═════ Dataset extract

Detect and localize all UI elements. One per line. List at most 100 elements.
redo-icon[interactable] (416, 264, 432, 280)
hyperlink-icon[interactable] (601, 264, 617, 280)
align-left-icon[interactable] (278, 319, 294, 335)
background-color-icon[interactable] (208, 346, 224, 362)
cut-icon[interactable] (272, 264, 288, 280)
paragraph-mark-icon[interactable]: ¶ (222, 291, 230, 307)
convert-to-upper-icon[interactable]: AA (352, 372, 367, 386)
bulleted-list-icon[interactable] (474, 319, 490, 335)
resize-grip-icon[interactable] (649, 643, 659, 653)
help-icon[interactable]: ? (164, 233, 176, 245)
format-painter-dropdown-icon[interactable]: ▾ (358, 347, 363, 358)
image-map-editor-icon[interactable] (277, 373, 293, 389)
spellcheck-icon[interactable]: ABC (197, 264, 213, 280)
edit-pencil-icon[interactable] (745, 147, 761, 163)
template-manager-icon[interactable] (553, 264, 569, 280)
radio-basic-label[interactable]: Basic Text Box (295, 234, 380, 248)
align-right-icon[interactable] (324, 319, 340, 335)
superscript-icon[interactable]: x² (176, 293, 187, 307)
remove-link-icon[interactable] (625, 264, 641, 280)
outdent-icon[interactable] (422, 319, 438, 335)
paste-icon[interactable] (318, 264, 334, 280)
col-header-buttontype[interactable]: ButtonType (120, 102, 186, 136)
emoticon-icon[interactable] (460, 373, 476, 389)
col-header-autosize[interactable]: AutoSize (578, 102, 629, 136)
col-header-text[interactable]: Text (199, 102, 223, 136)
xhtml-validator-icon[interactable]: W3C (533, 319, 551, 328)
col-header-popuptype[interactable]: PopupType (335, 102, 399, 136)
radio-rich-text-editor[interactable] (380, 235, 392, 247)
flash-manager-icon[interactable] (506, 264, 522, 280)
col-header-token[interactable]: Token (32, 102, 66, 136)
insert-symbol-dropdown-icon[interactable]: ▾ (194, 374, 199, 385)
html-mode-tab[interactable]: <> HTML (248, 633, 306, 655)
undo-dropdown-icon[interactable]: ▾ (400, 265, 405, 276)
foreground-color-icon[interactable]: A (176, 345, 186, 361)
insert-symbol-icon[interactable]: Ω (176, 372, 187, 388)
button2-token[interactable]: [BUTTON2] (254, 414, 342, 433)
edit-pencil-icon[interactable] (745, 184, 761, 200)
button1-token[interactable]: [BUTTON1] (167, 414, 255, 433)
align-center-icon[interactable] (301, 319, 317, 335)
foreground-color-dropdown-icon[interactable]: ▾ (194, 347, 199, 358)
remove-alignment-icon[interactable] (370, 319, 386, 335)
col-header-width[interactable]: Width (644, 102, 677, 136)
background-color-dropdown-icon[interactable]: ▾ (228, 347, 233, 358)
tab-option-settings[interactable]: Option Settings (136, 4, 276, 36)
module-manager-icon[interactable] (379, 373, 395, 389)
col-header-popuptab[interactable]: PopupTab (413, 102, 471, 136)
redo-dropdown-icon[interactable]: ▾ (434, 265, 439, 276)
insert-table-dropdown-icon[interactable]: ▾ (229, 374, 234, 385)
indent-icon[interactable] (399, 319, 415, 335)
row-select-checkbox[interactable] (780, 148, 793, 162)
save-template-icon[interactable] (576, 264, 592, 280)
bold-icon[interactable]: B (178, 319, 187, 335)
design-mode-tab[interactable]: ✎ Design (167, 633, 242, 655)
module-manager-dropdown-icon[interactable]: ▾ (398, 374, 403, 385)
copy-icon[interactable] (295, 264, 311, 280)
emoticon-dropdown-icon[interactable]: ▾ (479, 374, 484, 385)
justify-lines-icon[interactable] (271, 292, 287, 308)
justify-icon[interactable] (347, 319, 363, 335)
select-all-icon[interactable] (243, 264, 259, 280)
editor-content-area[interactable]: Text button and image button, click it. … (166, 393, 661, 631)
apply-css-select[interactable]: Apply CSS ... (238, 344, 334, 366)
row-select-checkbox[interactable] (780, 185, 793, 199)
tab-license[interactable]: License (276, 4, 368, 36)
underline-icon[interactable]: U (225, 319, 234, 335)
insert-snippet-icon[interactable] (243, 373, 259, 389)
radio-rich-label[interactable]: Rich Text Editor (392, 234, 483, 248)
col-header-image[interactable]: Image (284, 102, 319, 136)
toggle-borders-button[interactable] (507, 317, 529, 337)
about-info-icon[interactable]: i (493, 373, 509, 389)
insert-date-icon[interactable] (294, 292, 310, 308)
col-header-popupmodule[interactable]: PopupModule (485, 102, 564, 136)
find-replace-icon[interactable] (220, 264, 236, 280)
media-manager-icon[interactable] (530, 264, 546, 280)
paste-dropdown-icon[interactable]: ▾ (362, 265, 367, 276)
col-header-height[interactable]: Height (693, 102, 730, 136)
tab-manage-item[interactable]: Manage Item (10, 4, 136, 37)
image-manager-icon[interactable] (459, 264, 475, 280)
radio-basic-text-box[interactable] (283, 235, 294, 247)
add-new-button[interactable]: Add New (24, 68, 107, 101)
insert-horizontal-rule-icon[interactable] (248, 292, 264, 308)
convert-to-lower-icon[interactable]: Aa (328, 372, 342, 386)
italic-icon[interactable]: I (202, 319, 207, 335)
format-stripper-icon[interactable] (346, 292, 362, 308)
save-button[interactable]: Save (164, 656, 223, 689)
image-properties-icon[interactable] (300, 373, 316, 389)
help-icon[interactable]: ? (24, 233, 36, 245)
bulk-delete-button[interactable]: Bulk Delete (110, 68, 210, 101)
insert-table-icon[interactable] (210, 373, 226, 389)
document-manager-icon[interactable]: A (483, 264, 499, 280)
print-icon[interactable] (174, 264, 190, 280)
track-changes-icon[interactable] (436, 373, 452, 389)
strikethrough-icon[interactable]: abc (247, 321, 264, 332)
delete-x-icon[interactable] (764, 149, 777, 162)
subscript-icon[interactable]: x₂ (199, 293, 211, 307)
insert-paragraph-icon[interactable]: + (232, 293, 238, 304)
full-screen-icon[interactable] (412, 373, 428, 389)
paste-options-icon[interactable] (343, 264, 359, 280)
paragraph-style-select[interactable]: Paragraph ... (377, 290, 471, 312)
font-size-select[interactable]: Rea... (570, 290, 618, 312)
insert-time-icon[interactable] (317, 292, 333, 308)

══════════

How many lines of the records contain the string "mode", counting case? Reply with the number alone.

2